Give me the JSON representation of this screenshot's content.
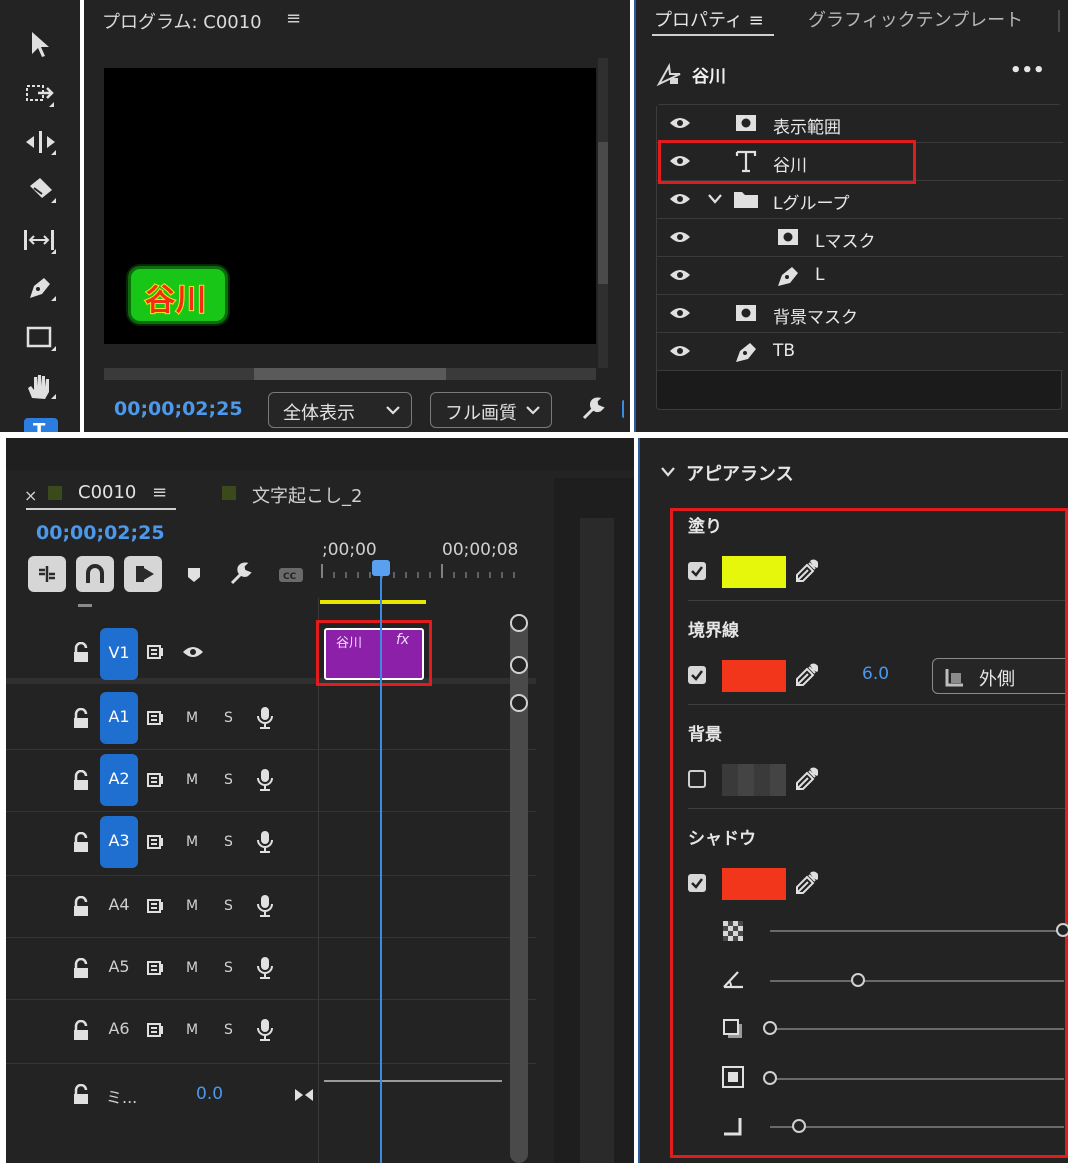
{
  "program_monitor": {
    "title": "プログラム: C0010",
    "menu_icon": "≡",
    "title_card_text": "谷川",
    "timecode": "00;00;02;25",
    "zoom_select": "全体表示",
    "quality_select": "フル画質"
  },
  "properties": {
    "tab_properties": "プロパティ",
    "tab_menu": "≡",
    "tab_graphic_template": "グラフィックテンプレート",
    "layer_name": "谷川",
    "more": "•••",
    "layers": [
      {
        "name": "表示範囲",
        "icon": "mask-icon"
      },
      {
        "name": "谷川",
        "icon": "text-icon"
      },
      {
        "name": "Lグループ",
        "icon": "folder-icon"
      },
      {
        "name": "Lマスク",
        "icon": "mask-icon"
      },
      {
        "name": "L",
        "icon": "pen-icon"
      },
      {
        "name": "背景マスク",
        "icon": "mask-icon"
      },
      {
        "name": "TB",
        "icon": "pen-icon"
      }
    ]
  },
  "timeline": {
    "close": "×",
    "sequence_name": "C0010",
    "sequence_menu": "≡",
    "sequence2_name": "文字起こし_2",
    "timecode": "00;00;02;25",
    "ruler_start": ";00;00",
    "ruler_next": "00;00;08",
    "clip_name": "谷川",
    "clip_fx": "fx",
    "tracks": [
      {
        "name": "V1",
        "active": true
      },
      {
        "name": "A1",
        "active": true
      },
      {
        "name": "A2",
        "active": true
      },
      {
        "name": "A3",
        "active": true
      },
      {
        "name": "A4",
        "active": false
      },
      {
        "name": "A5",
        "active": false
      },
      {
        "name": "A6",
        "active": false
      }
    ],
    "m_label": "M",
    "s_label": "S",
    "mix_name": "ミ...",
    "mix_value": "0.0"
  },
  "appearance": {
    "title": "アピアランス",
    "fill_label": "塗り",
    "fill_checked": true,
    "fill_color": "#e7f70b",
    "stroke_label": "境界線",
    "stroke_checked": true,
    "stroke_color": "#f2361c",
    "stroke_width": "6.0",
    "stroke_position": "外側",
    "background_label": "背景",
    "background_checked": false,
    "shadow_label": "シャドウ",
    "shadow_checked": true,
    "shadow_color": "#f2361c",
    "shadow_opacity": 1.0,
    "shadow_angle": 0.3,
    "shadow_distance": 0.0,
    "shadow_size": 0.0,
    "shadow_blur": 0.1
  },
  "colors": {
    "accent_blue": "#1f6fd1",
    "timecode_blue": "#4c98ea",
    "highlight_red": "#e21c1c",
    "clip_purple": "#8d20a8"
  }
}
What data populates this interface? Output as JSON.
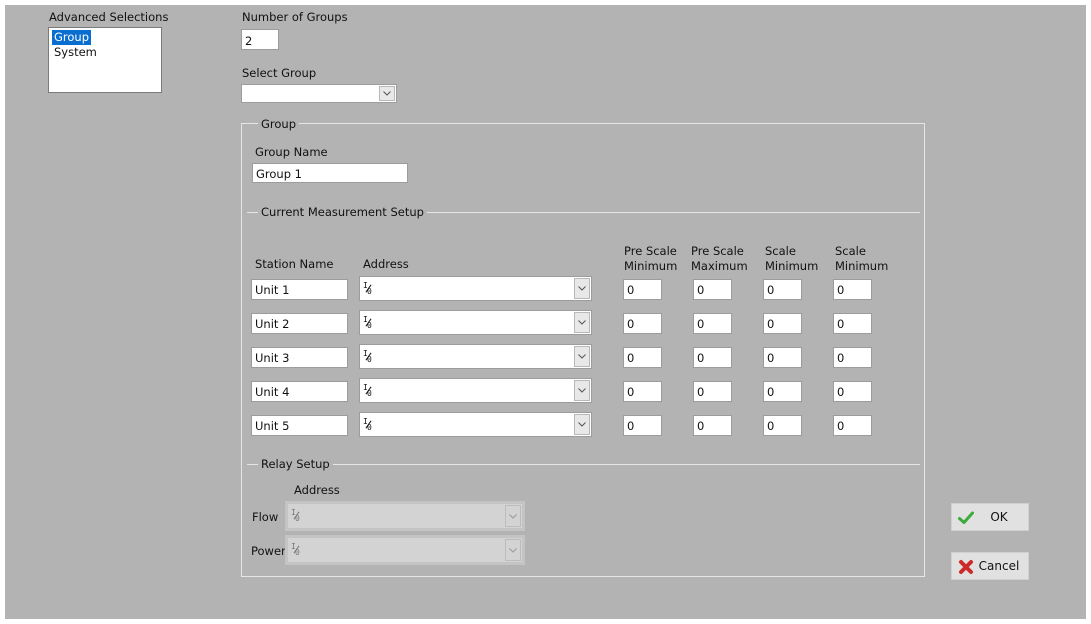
{
  "sidebar": {
    "title": "Advanced Selections",
    "items": [
      {
        "label": "Group",
        "selected": true
      },
      {
        "label": "System",
        "selected": false
      }
    ]
  },
  "number_of_groups": {
    "label": "Number of Groups",
    "value": "2"
  },
  "select_group": {
    "label": "Select Group",
    "value": ""
  },
  "group": {
    "title": "Group",
    "group_name_label": "Group Name",
    "group_name_value": "Group 1"
  },
  "measurement": {
    "title": "Current Measurement Setup",
    "headers": {
      "station_name": "Station Name",
      "address": "Address",
      "pre_scale_min": [
        "Pre Scale",
        "Minimum"
      ],
      "pre_scale_max": [
        "Pre Scale",
        "Maximum"
      ],
      "scale_min": [
        "Scale",
        "Minimum"
      ],
      "scale_min2": [
        "Scale",
        "Minimum"
      ]
    },
    "rows": [
      {
        "station": "Unit 1",
        "address": "I/O",
        "pre_min": "0",
        "pre_max": "0",
        "scale_min": "0",
        "scale_min2": "0"
      },
      {
        "station": "Unit 2",
        "address": "I/O",
        "pre_min": "0",
        "pre_max": "0",
        "scale_min": "0",
        "scale_min2": "0"
      },
      {
        "station": "Unit 3",
        "address": "I/O",
        "pre_min": "0",
        "pre_max": "0",
        "scale_min": "0",
        "scale_min2": "0"
      },
      {
        "station": "Unit 4",
        "address": "I/O",
        "pre_min": "0",
        "pre_max": "0",
        "scale_min": "0",
        "scale_min2": "0"
      },
      {
        "station": "Unit 5",
        "address": "I/O",
        "pre_min": "0",
        "pre_max": "0",
        "scale_min": "0",
        "scale_min2": "0"
      }
    ]
  },
  "relay": {
    "title": "Relay Setup",
    "address_label": "Address",
    "rows": [
      {
        "label": "Flow",
        "address": "I/O"
      },
      {
        "label": "Power",
        "address": "I/O"
      }
    ]
  },
  "buttons": {
    "ok": {
      "label": "OK",
      "icon": "checkmark-icon",
      "color": "#3cab3c"
    },
    "cancel": {
      "label": "Cancel",
      "icon": "x-icon",
      "color": "#cc2a2a"
    }
  },
  "colors": {
    "panel_bg": "#b3b3b3",
    "selection": "#0a6ed1"
  }
}
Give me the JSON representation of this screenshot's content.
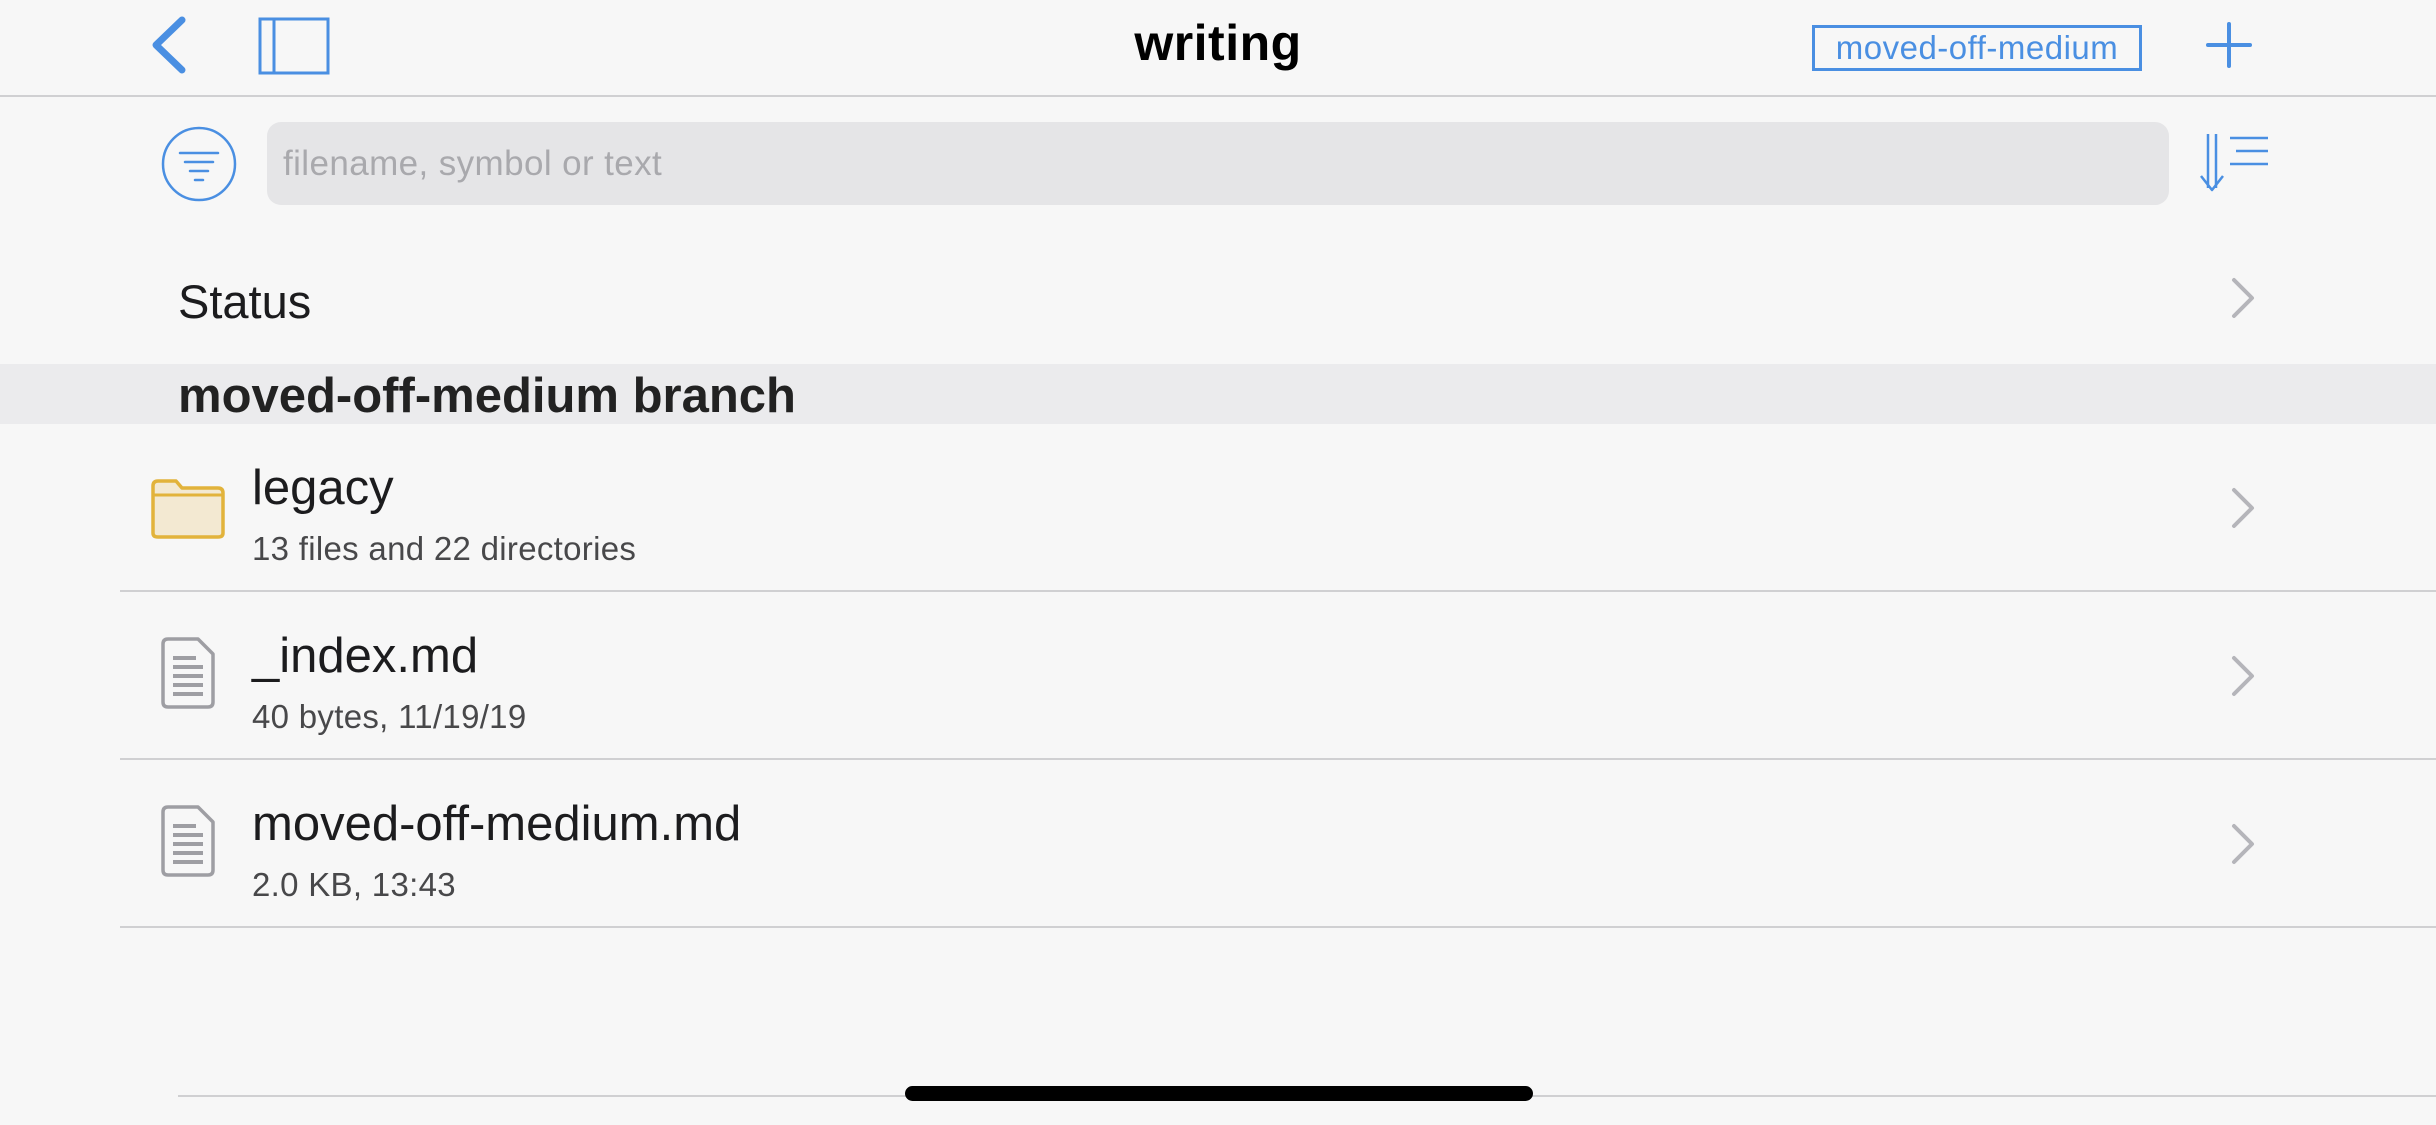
{
  "nav": {
    "title": "writing",
    "branch_badge": "moved-off-medium",
    "back_icon": "chevron-left-icon",
    "sidebar_icon": "sidebar-toggle-icon",
    "add_icon": "plus-icon"
  },
  "search": {
    "placeholder": "filename, symbol or text",
    "value": "",
    "filter_icon": "filter-icon",
    "sort_icon": "sort-icon"
  },
  "status": {
    "label": "Status"
  },
  "section": {
    "title": "moved-off-medium branch"
  },
  "files": [
    {
      "name": "legacy",
      "meta": "13 files and 22 directories",
      "icon": "folder-icon"
    },
    {
      "name": "_index.md",
      "meta": "40 bytes, 11/19/19",
      "icon": "document-icon"
    },
    {
      "name": "moved-off-medium.md",
      "meta": "2.0 KB, 13:43",
      "icon": "document-icon"
    }
  ],
  "colors": {
    "accent": "#4a8fe2",
    "folder_fill": "#f3e9d2",
    "folder_stroke": "#e2b33b",
    "doc_stroke": "#9e9ea3",
    "chevron": "#b5b5ba"
  }
}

> _What the exercise asks_:
Your answer should be a single number: how many lines of the material contain the word "moved".

> _Exercise result_:
3